/---

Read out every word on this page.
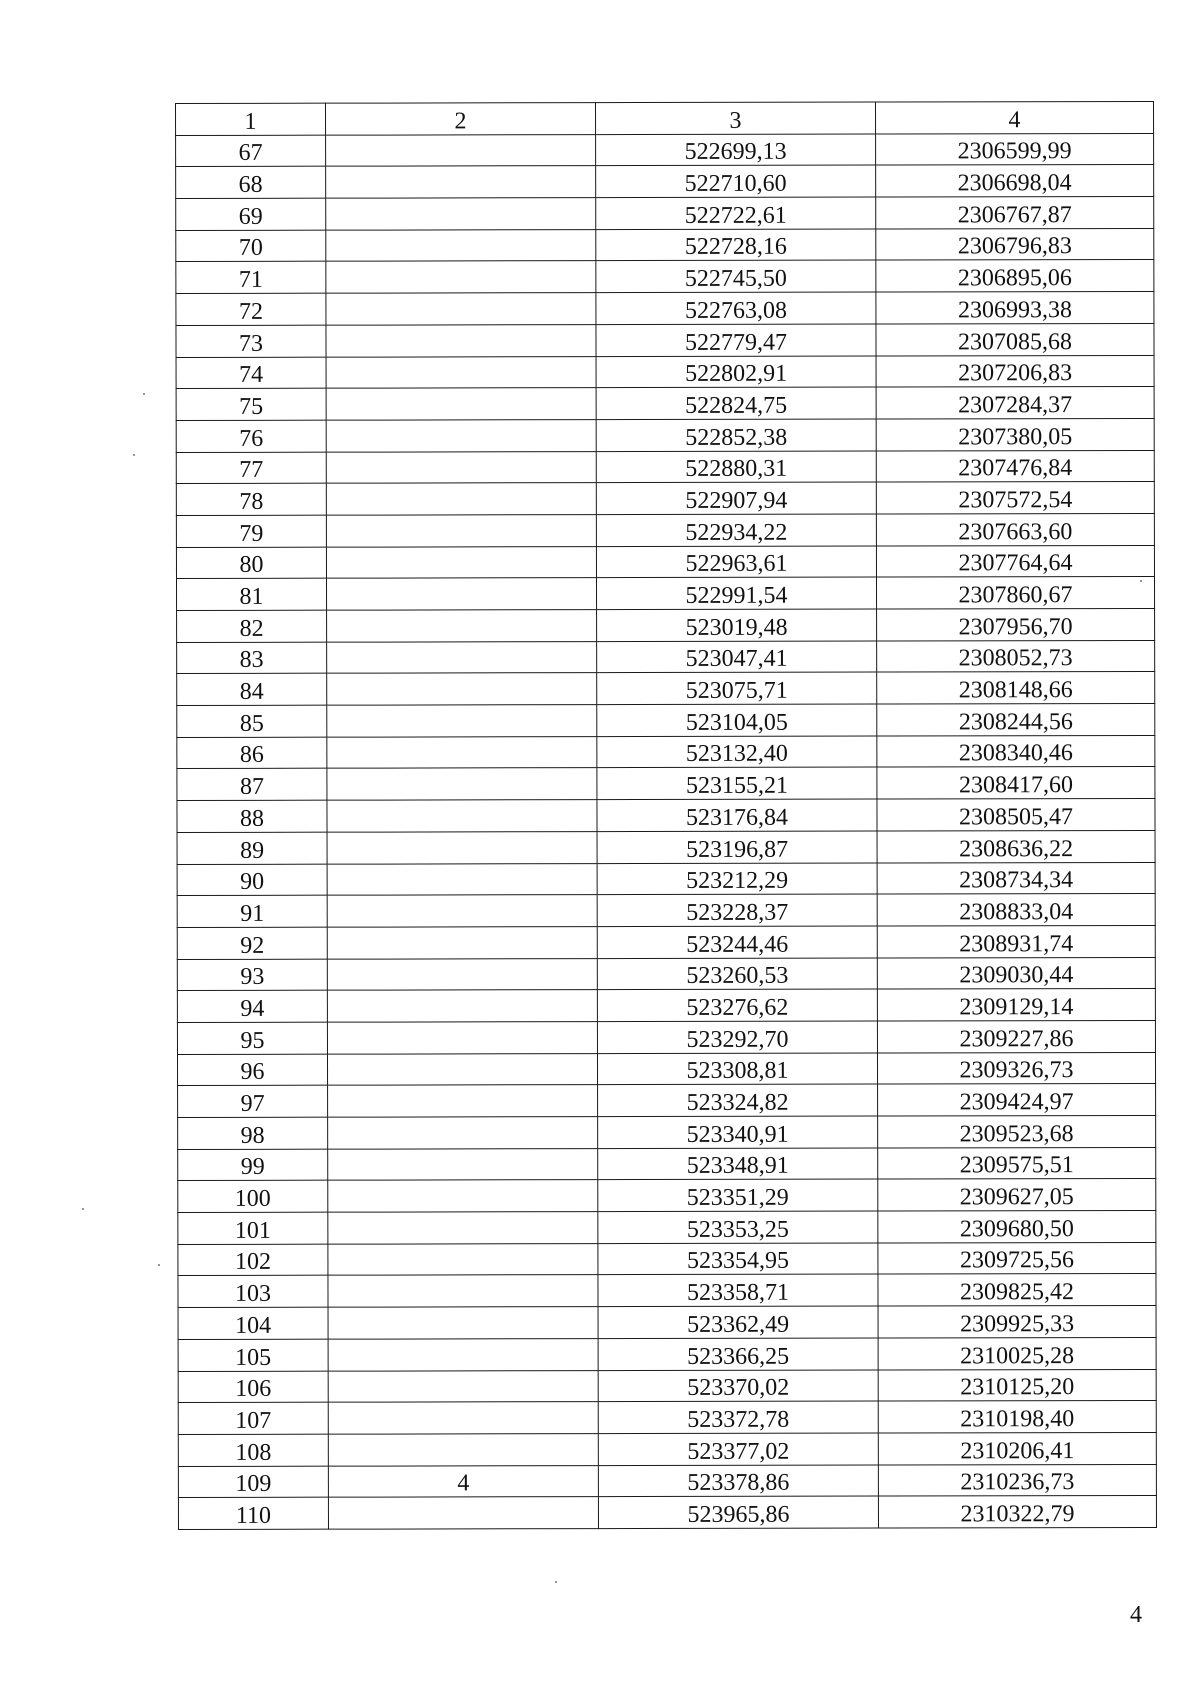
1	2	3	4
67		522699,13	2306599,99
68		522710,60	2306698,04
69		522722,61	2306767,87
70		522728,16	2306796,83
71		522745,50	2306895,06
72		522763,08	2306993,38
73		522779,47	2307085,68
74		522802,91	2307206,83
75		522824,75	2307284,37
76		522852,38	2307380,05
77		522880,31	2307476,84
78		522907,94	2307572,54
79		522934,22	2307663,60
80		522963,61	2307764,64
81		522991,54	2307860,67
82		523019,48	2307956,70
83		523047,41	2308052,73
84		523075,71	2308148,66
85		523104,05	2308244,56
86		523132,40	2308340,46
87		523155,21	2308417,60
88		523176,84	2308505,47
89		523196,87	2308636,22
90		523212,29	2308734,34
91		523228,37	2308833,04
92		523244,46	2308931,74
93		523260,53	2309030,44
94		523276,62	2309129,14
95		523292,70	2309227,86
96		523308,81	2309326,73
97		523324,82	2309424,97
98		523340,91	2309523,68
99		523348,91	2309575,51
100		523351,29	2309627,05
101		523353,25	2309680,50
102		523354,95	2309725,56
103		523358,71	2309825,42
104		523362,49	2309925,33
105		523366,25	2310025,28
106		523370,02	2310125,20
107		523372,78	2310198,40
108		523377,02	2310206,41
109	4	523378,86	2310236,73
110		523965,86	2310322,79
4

\---

**PROBLEM REQUIREMENTS**
Reproduce the material word for word. Any pictures should be left out of the copy.

**WRITTEN SOLUTION**
Read out every word on this page.
1	2	3	4
67		522699,13	2306599,99
68		522710,60	2306698,04
69		522722,61	2306767,87
70		522728,16	2306796,83
71		522745,50	2306895,06
72		522763,08	2306993,38
73		522779,47	2307085,68
74		522802,91	2307206,83
75		522824,75	2307284,37
76		522852,38	2307380,05
77		522880,31	2307476,84
78		522907,94	2307572,54
79		522934,22	2307663,60
80		522963,61	2307764,64
81		522991,54	2307860,67
82		523019,48	2307956,70
83		523047,41	2308052,73
84		523075,71	2308148,66
85		523104,05	2308244,56
86		523132,40	2308340,46
87		523155,21	2308417,60
88		523176,84	2308505,47
89		523196,87	2308636,22
90		523212,29	2308734,34
91		523228,37	2308833,04
92		523244,46	2308931,74
93		523260,53	2309030,44
94		523276,62	2309129,14
95		523292,70	2309227,86
96		523308,81	2309326,73
97		523324,82	2309424,97
98		523340,91	2309523,68
99		523348,91	2309575,51
100		523351,29	2309627,05
101		523353,25	2309680,50
102		523354,95	2309725,56
103		523358,71	2309825,42
104		523362,49	2309925,33
105		523366,25	2310025,28
106		523370,02	2310125,20
107		523372,78	2310198,40
108		523377,02	2310206,41
109	4	523378,86	2310236,73
110		523965,86	2310322,79
4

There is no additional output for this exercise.